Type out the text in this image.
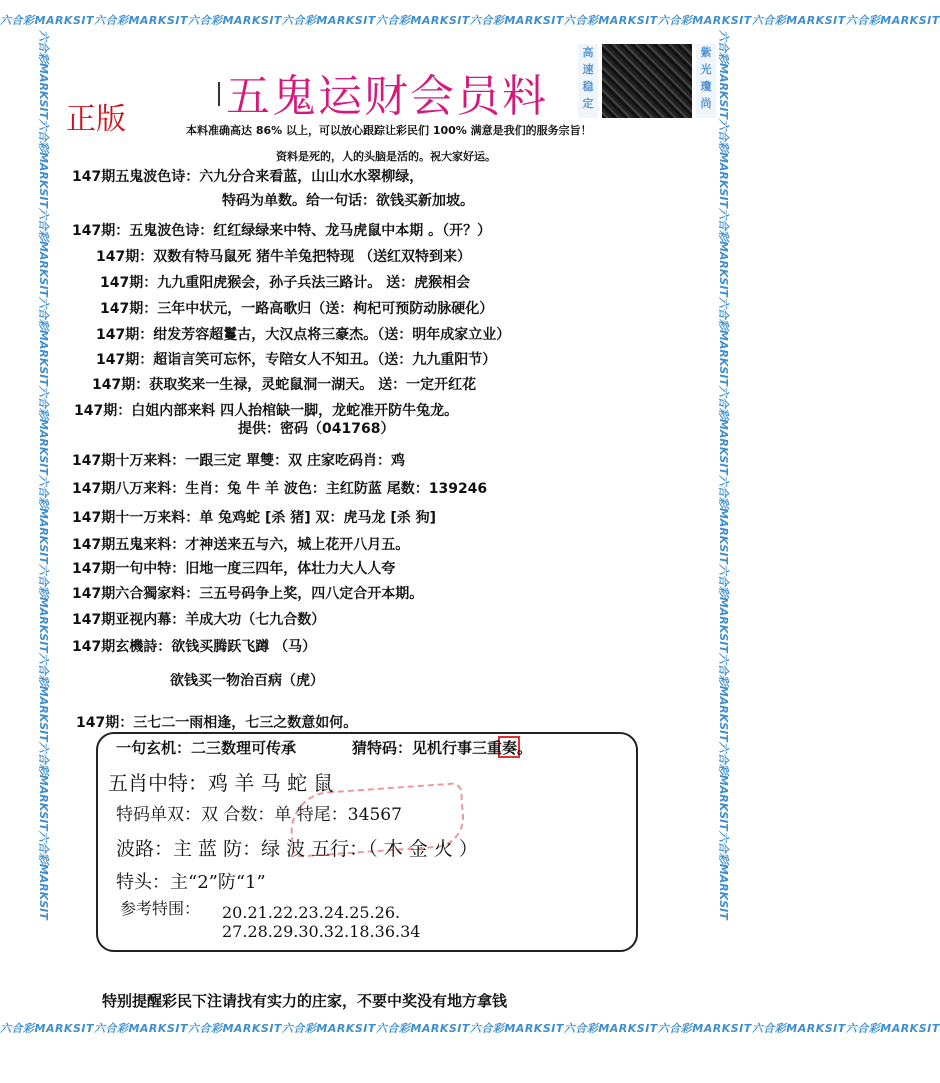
六合彩MARKSIT六合彩MARKSIT六合彩MARKSIT六合彩MARKSIT六合彩MARKSIT六合彩MARKSIT六合彩MARKSIT六合彩MARKSIT六合彩MARKSIT六合彩MARKSIT
六合彩MARKSIT六合彩MARKSIT六合彩MARKSIT六合彩MARKSIT六合彩MARKSIT六合彩MARKSIT六合彩MARKSIT六合彩MARKSIT六合彩MARKSIT六合彩MARKSIT
六合彩MARKSIT六合彩MARKSIT六合彩MARKSIT六合彩MARKSIT六合彩MARKSIT六合彩MARKSIT六合彩MARKSIT六合彩MARKSIT六合彩MARKSIT六合彩MARKSIT	六合彩MARKSIT六合彩MARKSIT六合彩MARKSIT六合彩MARKSIT六合彩MARKSIT六合彩MARKSIT六合彩MARKSIT六合彩MARKSIT六合彩MARKSIT六合彩MARKSIT
高速稳定
紫光瓊尚
五鬼运财会员料
正版	本料准确高达 86% 以上，可以放心跟踪让彩民们 100% 满意是我们的服务宗旨！
资料是死的，人的头脑是活的。祝大家好运。
147期五鬼波色诗：六九分合来看蓝，山山水水翠柳绿，
特码为单数。给一句话：欲钱买新加坡。
147期：五鬼波色诗：红红绿绿来中特、龙马虎鼠中本期 。（开？）
147期：双数有特马鼠死 猪牛羊兔把特现 （送红双特到来）
147期：九九重阳虎猴会，孙子兵法三路计。 送：虎猴相会
147期：三年中状元，一路高歌归（送：枸杞可预防动脉硬化）
147期：绀发芳容超鬘古，大汉点将三豪杰。（送：明年成家立业）
147期：超诣言笑可忘怀，专陪女人不知丑。（送：九九重阳节）
147期：获取奖来一生禄，灵蛇鼠洞一湖天。 送：一定开红花
147期：白姐内部来料 四人抬棺缺一脚，龙蛇准开防牛兔龙。
提供：密码（041768）
147期十万来料：一跟三定 單雙：双 庄家吃码肖：鸡
147期八万来料：生肖：兔 牛 羊 波色：主红防蓝 尾数：139246
147期十一万来料：单 兔鸡蛇 [杀 猪] 双：虎马龙 [杀 狗]
147期五鬼来料：才神送来五与六，城上花开八月五。
147期一句中特：旧地一度三四年，体壮力大人人夸
147期六合獨家料：三五号码争上奖，四八定合开本期。
147期亚视内幕：羊成大功（七九合数）
147期玄機詩：欲钱买腾跃飞蹲 （马）
欲钱买一物治百病（虎）
147期：三七二一雨相逢，七三之数意如何。
一句玄机：二三数理可传承	猜特码：见机行事三重奏。
五肖中特：鸡 羊 马 蛇 鼠
特码单双：双 合数：单 特尾：34567
波路：主 蓝 防：绿 波 五行：（ 木 金 火 ）
特头：主“2”防“1”
参考特围： 20.21.22.23.24.25.26.
27.28.29.30.32.18.36.34
特别提醒彩民下注请找有实力的庄家，不要中奖没有地方拿钱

* * * * * * *

### [What the task requires]
Do not include the images; transcribe the rest of the listing exactly.

### [Problem solution]
Type out the text in this image.
六合彩MARKSIT六合彩MARKSIT六合彩MARKSIT六合彩MARKSIT六合彩MARKSIT六合彩MARKSIT六合彩MARKSIT六合彩MARKSIT六合彩MARKSIT六合彩MARKSIT
六合彩MARKSIT六合彩MARKSIT六合彩MARKSIT六合彩MARKSIT六合彩MARKSIT六合彩MARKSIT六合彩MARKSIT六合彩MARKSIT六合彩MARKSIT六合彩MARKSIT
六合彩MARKSIT六合彩MARKSIT六合彩MARKSIT六合彩MARKSIT六合彩MARKSIT六合彩MARKSIT六合彩MARKSIT六合彩MARKSIT六合彩MARKSIT六合彩MARKSIT	六合彩MARKSIT六合彩MARKSIT六合彩MARKSIT六合彩MARKSIT六合彩MARKSIT六合彩MARKSIT六合彩MARKSIT六合彩MARKSIT六合彩MARKSIT六合彩MARKSIT
高速稳定
紫光瓊尚
五鬼运财会员料
正版	本料准确高达 86% 以上，可以放心跟踪让彩民们 100% 满意是我们的服务宗旨！
资料是死的，人的头脑是活的。祝大家好运。
147期五鬼波色诗：六九分合来看蓝，山山水水翠柳绿，
特码为单数。给一句话：欲钱买新加坡。
147期：五鬼波色诗：红红绿绿来中特、龙马虎鼠中本期 。（开？）
147期：双数有特马鼠死 猪牛羊兔把特现 （送红双特到来）
147期：九九重阳虎猴会，孙子兵法三路计。 送：虎猴相会
147期：三年中状元，一路高歌归（送：枸杞可预防动脉硬化）
147期：绀发芳容超鬘古，大汉点将三豪杰。（送：明年成家立业）
147期：超诣言笑可忘怀，专陪女人不知丑。（送：九九重阳节）
147期：获取奖来一生禄，灵蛇鼠洞一湖天。 送：一定开红花
147期：白姐内部来料 四人抬棺缺一脚，龙蛇准开防牛兔龙。
提供：密码（041768）
147期十万来料：一跟三定 單雙：双 庄家吃码肖：鸡
147期八万来料：生肖：兔 牛 羊 波色：主红防蓝 尾数：139246
147期十一万来料：单 兔鸡蛇 [杀 猪] 双：虎马龙 [杀 狗]
147期五鬼来料：才神送来五与六，城上花开八月五。
147期一句中特：旧地一度三四年，体壮力大人人夸
147期六合獨家料：三五号码争上奖，四八定合开本期。
147期亚视内幕：羊成大功（七九合数）
147期玄機詩：欲钱买腾跃飞蹲 （马）
欲钱买一物治百病（虎）
147期：三七二一雨相逢，七三之数意如何。
一句玄机：二三数理可传承	猜特码：见机行事三重奏。
五肖中特：鸡 羊 马 蛇 鼠
特码单双：双 合数：单 特尾：34567
波路：主 蓝 防：绿 波 五行：（ 木 金 火 ）
特头：主“2”防“1”
参考特围： 20.21.22.23.24.25.26.
27.28.29.30.32.18.36.34
特别提醒彩民下注请找有实力的庄家，不要中奖没有地方拿钱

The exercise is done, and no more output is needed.